WORK TO COMPLETE — Every entry must be duplicated precisely as written.

LISTED ENTRIES —
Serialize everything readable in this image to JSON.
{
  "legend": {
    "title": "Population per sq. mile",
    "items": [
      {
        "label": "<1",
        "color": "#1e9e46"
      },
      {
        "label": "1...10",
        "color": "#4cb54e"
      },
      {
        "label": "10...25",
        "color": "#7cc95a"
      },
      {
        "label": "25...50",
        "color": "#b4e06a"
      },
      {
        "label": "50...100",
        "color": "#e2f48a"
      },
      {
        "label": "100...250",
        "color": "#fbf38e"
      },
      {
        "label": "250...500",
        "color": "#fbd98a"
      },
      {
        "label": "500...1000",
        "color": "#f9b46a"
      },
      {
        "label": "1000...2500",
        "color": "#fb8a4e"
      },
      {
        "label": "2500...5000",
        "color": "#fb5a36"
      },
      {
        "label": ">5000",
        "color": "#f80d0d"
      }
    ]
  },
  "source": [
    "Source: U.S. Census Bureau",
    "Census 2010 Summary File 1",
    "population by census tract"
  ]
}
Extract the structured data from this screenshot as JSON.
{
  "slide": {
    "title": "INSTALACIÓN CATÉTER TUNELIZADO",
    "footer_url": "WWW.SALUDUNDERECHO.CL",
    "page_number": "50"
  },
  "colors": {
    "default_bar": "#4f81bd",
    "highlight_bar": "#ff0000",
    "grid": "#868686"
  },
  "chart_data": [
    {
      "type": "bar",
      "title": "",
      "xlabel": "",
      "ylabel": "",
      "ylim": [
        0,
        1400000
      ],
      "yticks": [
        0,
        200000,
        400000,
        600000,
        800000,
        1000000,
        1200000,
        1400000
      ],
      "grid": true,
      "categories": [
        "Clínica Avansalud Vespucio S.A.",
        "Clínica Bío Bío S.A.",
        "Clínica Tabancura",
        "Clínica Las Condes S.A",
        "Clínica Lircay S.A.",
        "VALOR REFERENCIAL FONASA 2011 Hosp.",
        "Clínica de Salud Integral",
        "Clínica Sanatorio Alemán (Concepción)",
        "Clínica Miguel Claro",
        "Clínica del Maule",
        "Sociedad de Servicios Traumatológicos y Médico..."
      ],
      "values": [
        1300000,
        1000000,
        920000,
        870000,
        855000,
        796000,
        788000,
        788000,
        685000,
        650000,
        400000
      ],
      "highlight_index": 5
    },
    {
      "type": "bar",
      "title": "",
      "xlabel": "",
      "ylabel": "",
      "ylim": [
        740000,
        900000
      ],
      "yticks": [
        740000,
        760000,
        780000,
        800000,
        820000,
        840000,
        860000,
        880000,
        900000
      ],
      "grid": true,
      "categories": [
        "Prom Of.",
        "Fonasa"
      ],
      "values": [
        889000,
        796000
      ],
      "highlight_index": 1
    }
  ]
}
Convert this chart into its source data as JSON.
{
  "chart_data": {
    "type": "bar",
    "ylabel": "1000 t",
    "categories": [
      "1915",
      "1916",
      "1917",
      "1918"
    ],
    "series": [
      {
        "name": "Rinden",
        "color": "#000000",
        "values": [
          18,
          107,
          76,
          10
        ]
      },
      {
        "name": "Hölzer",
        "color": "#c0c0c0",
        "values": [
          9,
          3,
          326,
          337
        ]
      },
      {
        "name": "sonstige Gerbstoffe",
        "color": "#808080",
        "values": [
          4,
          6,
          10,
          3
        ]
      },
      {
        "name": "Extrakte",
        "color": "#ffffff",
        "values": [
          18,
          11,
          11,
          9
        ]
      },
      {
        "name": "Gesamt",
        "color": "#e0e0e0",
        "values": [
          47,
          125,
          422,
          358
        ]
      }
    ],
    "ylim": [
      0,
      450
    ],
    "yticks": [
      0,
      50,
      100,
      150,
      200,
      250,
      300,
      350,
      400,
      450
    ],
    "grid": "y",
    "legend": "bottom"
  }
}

TASK RESPONSE —
Serialize everything readable in this image to JSON.
{
  "legend": {
    "title": "Population per sq. mile",
    "items": [
      {
        "label": "<1",
        "color": "#1e9e46"
      },
      {
        "label": "1...10",
        "color": "#4cb54e"
      },
      {
        "label": "10...25",
        "color": "#7cc95a"
      },
      {
        "label": "25...50",
        "color": "#b4e06a"
      },
      {
        "label": "50...100",
        "color": "#e2f48a"
      },
      {
        "label": "100...250",
        "color": "#fbf38e"
      },
      {
        "label": "250...500",
        "color": "#fbd98a"
      },
      {
        "label": "500...1000",
        "color": "#f9b46a"
      },
      {
        "label": "1000...2500",
        "color": "#fb8a4e"
      },
      {
        "label": "2500...5000",
        "color": "#fb5a36"
      },
      {
        "label": ">5000",
        "color": "#f80d0d"
      }
    ]
  },
  "source": [
    "Source: U.S. Census Bureau",
    "Census 2010 Summary File 1",
    "population by census tract"
  ]
}
Extract the structured data from this screenshot as JSON.
{
  "slide": {
    "title": "INSTALACIÓN CATÉTER TUNELIZADO",
    "footer_url": "WWW.SALUDUNDERECHO.CL",
    "page_number": "50"
  },
  "colors": {
    "default_bar": "#4f81bd",
    "highlight_bar": "#ff0000",
    "grid": "#868686"
  },
  "chart_data": [
    {
      "type": "bar",
      "title": "",
      "xlabel": "",
      "ylabel": "",
      "ylim": [
        0,
        1400000
      ],
      "yticks": [
        0,
        200000,
        400000,
        600000,
        800000,
        1000000,
        1200000,
        1400000
      ],
      "grid": true,
      "categories": [
        "Clínica Avansalud Vespucio S.A.",
        "Clínica Bío Bío S.A.",
        "Clínica Tabancura",
        "Clínica Las Condes S.A",
        "Clínica Lircay S.A.",
        "VALOR REFERENCIAL FONASA 2011 Hosp.",
        "Clínica de Salud Integral",
        "Clínica Sanatorio Alemán (Concepción)",
        "Clínica Miguel Claro",
        "Clínica del Maule",
        "Sociedad de Servicios Traumatológicos y Médico..."
      ],
      "values": [
        1300000,
        1000000,
        920000,
        870000,
        855000,
        796000,
        788000,
        788000,
        685000,
        650000,
        400000
      ],
      "highlight_index": 5
    },
    {
      "type": "bar",
      "title": "",
      "xlabel": "",
      "ylabel": "",
      "ylim": [
        740000,
        900000
      ],
      "yticks": [
        740000,
        760000,
        780000,
        800000,
        820000,
        840000,
        860000,
        880000,
        900000
      ],
      "grid": true,
      "categories": [
        "Prom Of.",
        "Fonasa"
      ],
      "values": [
        889000,
        796000
      ],
      "highlight_index": 1
    }
  ]
}
Convert this chart into its source data as JSON.
{
  "chart_data": {
    "type": "bar",
    "ylabel": "1000 t",
    "categories": [
      "1915",
      "1916",
      "1917",
      "1918"
    ],
    "series": [
      {
        "name": "Rinden",
        "color": "#000000",
        "values": [
          18,
          107,
          76,
          10
        ]
      },
      {
        "name": "Hölzer",
        "color": "#c0c0c0",
        "values": [
          9,
          3,
          326,
          337
        ]
      },
      {
        "name": "sonstige Gerbstoffe",
        "color": "#808080",
        "values": [
          4,
          6,
          10,
          3
        ]
      },
      {
        "name": "Extrakte",
        "color": "#ffffff",
        "values": [
          18,
          11,
          11,
          9
        ]
      },
      {
        "name": "Gesamt",
        "color": "#e0e0e0",
        "values": [
          47,
          125,
          422,
          358
        ]
      }
    ],
    "ylim": [
      0,
      450
    ],
    "yticks": [
      0,
      50,
      100,
      150,
      200,
      250,
      300,
      350,
      400,
      450
    ],
    "grid": "y",
    "legend": "bottom"
  }
}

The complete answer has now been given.